-- Begin DATA FOR THIS TASK --

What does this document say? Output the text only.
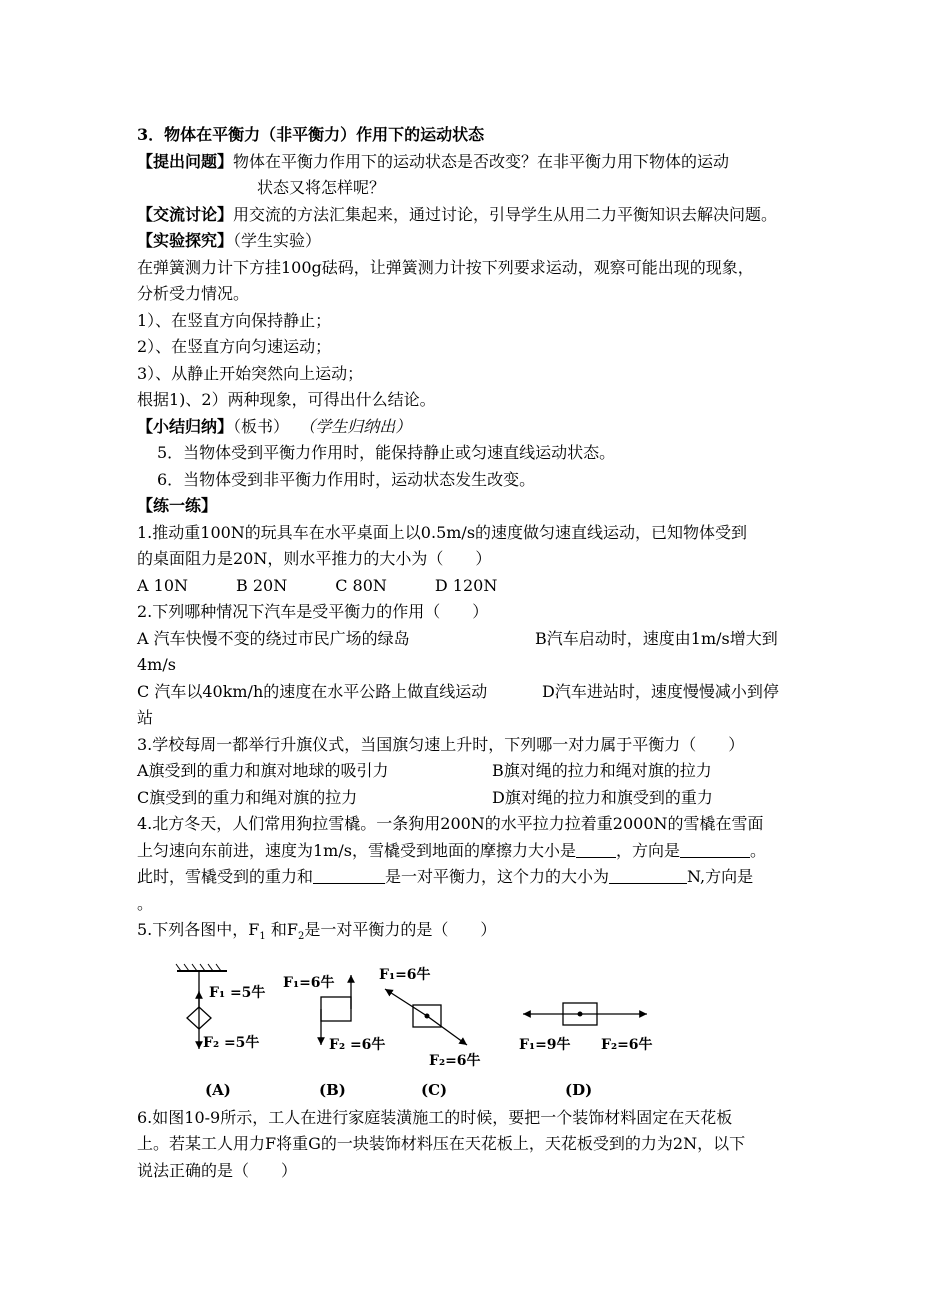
3．物体在平衡力（非平衡力）作用下的运动状态
【提出问题】物体在平衡力作用下的运动状态是否改变？在非平衡力用下物体的运动
状态又将怎样呢？
【交流讨论】用交流的方法汇集起来，通过讨论，引导学生从用二力平衡知识去解决问题。
【实验探究】（学生实验）
在弹簧测力计下方挂100g砝码，让弹簧测力计按下列要求运动，观察可能出现的现象，
分析受力情况。
1）、在竖直方向保持静止；
2）、在竖直方向匀速运动；
3）、从静止开始突然向上运动；
根据1)、2）两种现象，可得出什么结论。
【小结归纳】（板书） （学生归纳出）
5．当物体受到平衡力作用时，能保持静止或匀速直线运动状态。
6．当物体受到非平衡力作用时，运动状态发生改变。
【练一练】
1.推动重100N的玩具车在水平桌面上以0.5m/s的速度做匀速直线运动，已知物体受到
的桌面阻力是20N，则水平推力的大小为（　　）
A 10N　　　B 20N　　　C 80N　　　D 120N
2.下列哪种情况下汽车是受平衡力的作用（　　）
A 汽车快慢不变的绕过市民广场的绿岛	B汽车启动时，速度由1m/s增大到
4m/s
C 汽车以40km/h的速度在水平公路上做直线运动	D汽车进站时，速度慢慢减小到停
站
3.学校每周一都举行升旗仪式，当国旗匀速上升时，下列哪一对力属于平衡力（　　）
A旗受到的重力和旗对地球的吸引力	B旗对绳的拉力和绳对旗的拉力
C旗受到的重力和绳对旗的拉力	D旗对绳的拉力和旗受到的重力
4.北方冬天，人们常用狗拉雪橇。一条狗用200N的水平拉力拉着重2000N的雪橇在雪面
上匀速向东前进，速度为1m/s，雪橇受到地面的摩擦力大小是	，方向是	。
此时，雪橇受到的重力和	是一对平衡力，这个力的大小为	N,方向是
。
5.下列各图中，$F_1$ 和$F_2$是一对平衡力的是（　　）
F₁ =5牛
F₂ =5牛
(A)
F₁=6牛
F₂ =6牛
(B)
F₁=6牛
F₂=6牛
(C)
F₁=9牛 F₂=6牛
(D)
6.如图10-9所示，工人在进行家庭装潢施工的时候，要把一个装饰材料固定在天花板
上。若某工人用力F将重G的一块装饰材料压在天花板上，天花板受到的力为2N，以下
说法正确的是（　　）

-- End DATA FOR THIS TASK --

Exclude every picture and copy the remaining data exactly.

- _OUTPUT_
What does this document say? Output the text only.
3．物体在平衡力（非平衡力）作用下的运动状态
【提出问题】物体在平衡力作用下的运动状态是否改变？在非平衡力用下物体的运动
状态又将怎样呢？
【交流讨论】用交流的方法汇集起来，通过讨论，引导学生从用二力平衡知识去解决问题。
【实验探究】（学生实验）
在弹簧测力计下方挂100g砝码，让弹簧测力计按下列要求运动，观察可能出现的现象，
分析受力情况。
1）、在竖直方向保持静止；
2）、在竖直方向匀速运动；
3）、从静止开始突然向上运动；
根据1)、2）两种现象，可得出什么结论。
【小结归纳】（板书） （学生归纳出）
5．当物体受到平衡力作用时，能保持静止或匀速直线运动状态。
6．当物体受到非平衡力作用时，运动状态发生改变。
【练一练】
1.推动重100N的玩具车在水平桌面上以0.5m/s的速度做匀速直线运动，已知物体受到
的桌面阻力是20N，则水平推力的大小为（　　）
A 10N　　　B 20N　　　C 80N　　　D 120N
2.下列哪种情况下汽车是受平衡力的作用（　　）
A 汽车快慢不变的绕过市民广场的绿岛	B汽车启动时，速度由1m/s增大到
4m/s
C 汽车以40km/h的速度在水平公路上做直线运动	D汽车进站时，速度慢慢减小到停
站
3.学校每周一都举行升旗仪式，当国旗匀速上升时，下列哪一对力属于平衡力（　　）
A旗受到的重力和旗对地球的吸引力	B旗对绳的拉力和绳对旗的拉力
C旗受到的重力和绳对旗的拉力	D旗对绳的拉力和旗受到的重力
4.北方冬天，人们常用狗拉雪橇。一条狗用200N的水平拉力拉着重2000N的雪橇在雪面
上匀速向东前进，速度为1m/s，雪橇受到地面的摩擦力大小是	，方向是	。
此时，雪橇受到的重力和	是一对平衡力，这个力的大小为	N,方向是
。
5.下列各图中，$F_1$ 和$F_2$是一对平衡力的是（　　）
F₁ =5牛
F₂ =5牛
(A)
F₁=6牛
F₂ =6牛
(B)
F₁=6牛
F₂=6牛
(C)
F₁=9牛 F₂=6牛
(D)
6.如图10-9所示，工人在进行家庭装潢施工的时候，要把一个装饰材料固定在天花板
上。若某工人用力F将重G的一块装饰材料压在天花板上，天花板受到的力为2N，以下
说法正确的是（　　）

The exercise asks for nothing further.